Work to be completed. Work through the following lines and count those that hold the word "corresponding". Reply with that number only.

(Records excerpted from a collection)
-----

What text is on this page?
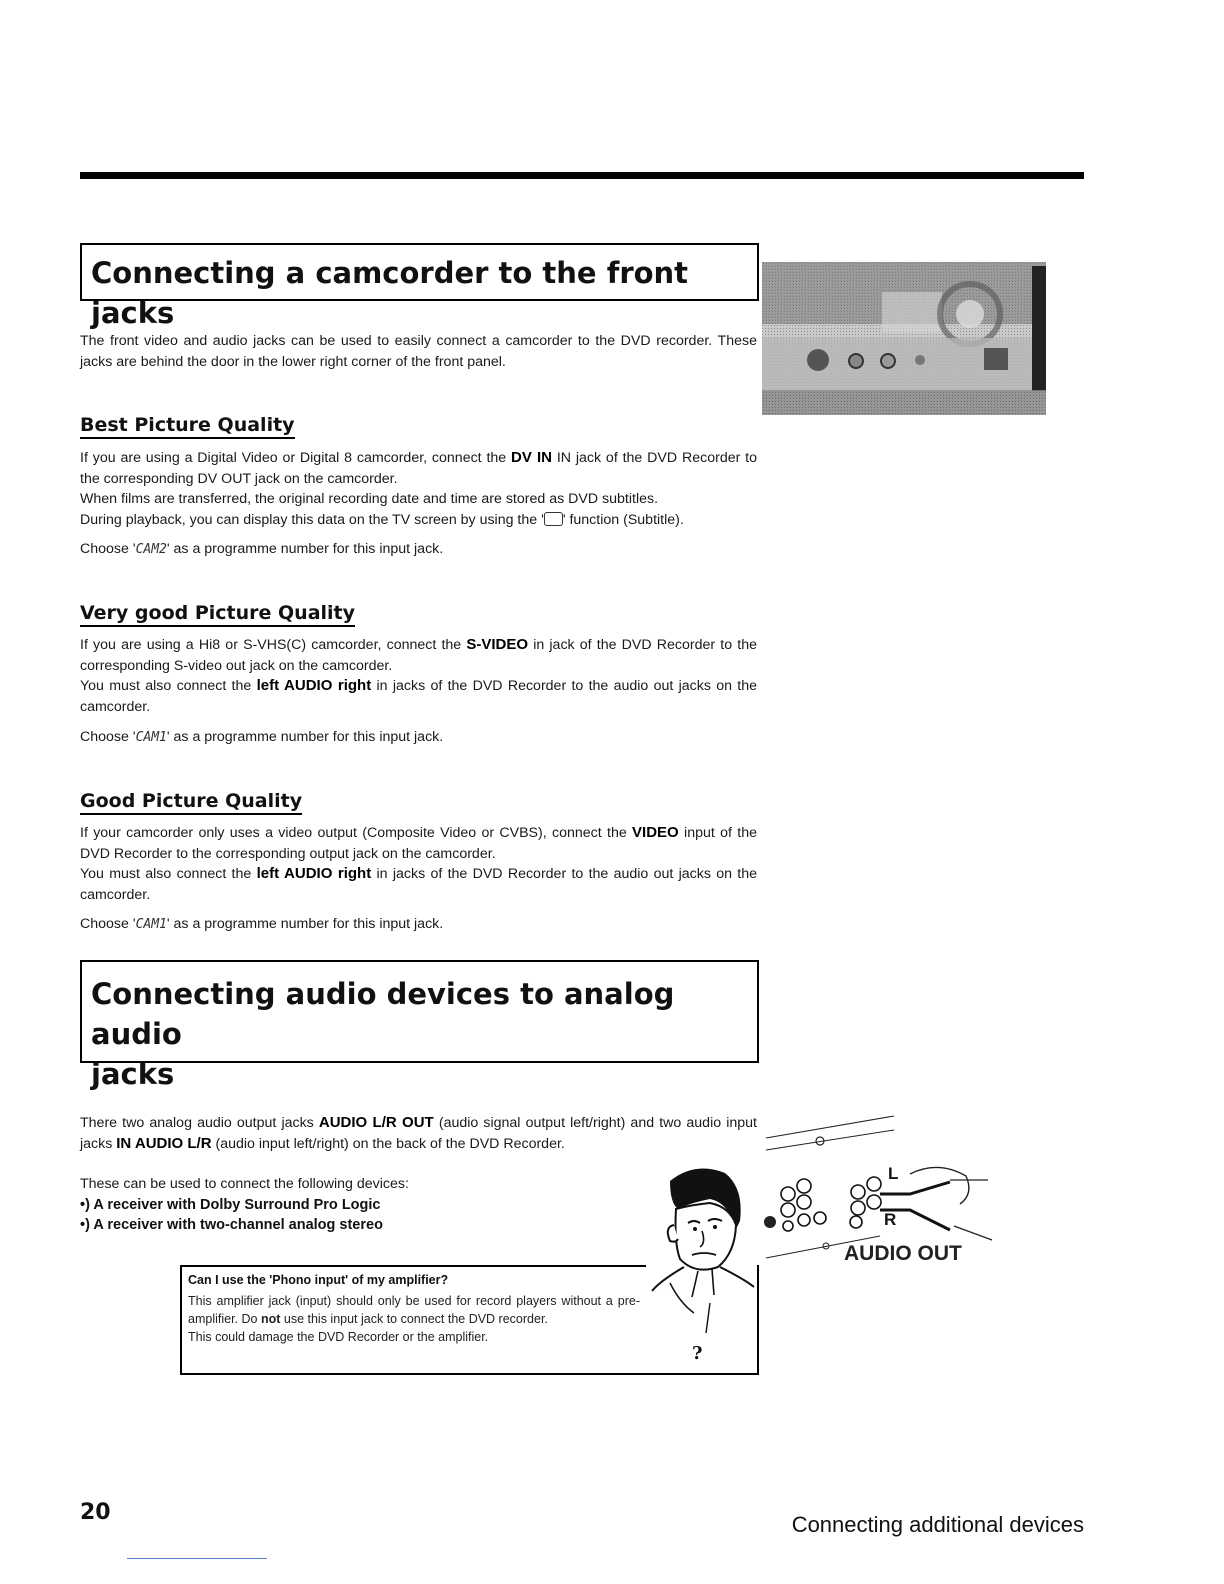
Connecting a camcorder to the front jacks
The front video and audio jacks can be used to easily connect a camcorder to the DVD recorder. These jacks are behind the door in the lower right corner of the front panel.
Best Picture Quality
If you are using a Digital Video or Digital 8 camcorder, connect the DV IN IN jack of the DVD Recorder to the corresponding DV OUT jack on the camcorder.
When films are transferred, the original recording date and time are stored as DVD subtitles.
During playback, you can display this data on the TV screen by using the ' ' function (Subtitle).
Choose 'CAM2' as a programme number for this input jack.
Very good Picture Quality
If you are using a Hi8 or S-VHS(C) camcorder, connect the S-VIDEO in jack of the DVD Recorder to the corresponding S-video out jack on the camcorder.
You must also connect the left AUDIO right in jacks of the DVD Recorder to the audio out jacks on the camcorder.
Choose 'CAM1' as a programme number for this input jack.
Good Picture Quality
If your camcorder only uses a video output (Composite Video or CVBS), connect the VIDEO input of the DVD Recorder to the corresponding output jack on the camcorder.
You must also connect the left AUDIO right in jacks of the DVD Recorder to the audio out jacks on the camcorder.
Choose 'CAM1' as a programme number for this input jack.
Connecting audio devices to analog audio
jacks
There two analog audio output jacks AUDIO L/R OUT (audio signal output left/right) and two audio input jacks IN AUDIO L/R (audio input left/right) on the back of the DVD Recorder.
These can be used to connect the following devices:
•) A receiver with Dolby Surround Pro Logic
•) A receiver with two-channel analog stereo
Can I use the 'Phono input' of my amplifier?
This amplifier jack (input) should only be used for record players without a pre-amplifier. Do not use this input jack to connect the DVD recorder.
This could damage the DVD Recorder or the amplifier.
?
L
R
AUDIO OUT
20	Connecting additional devices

-----

Task solution. 3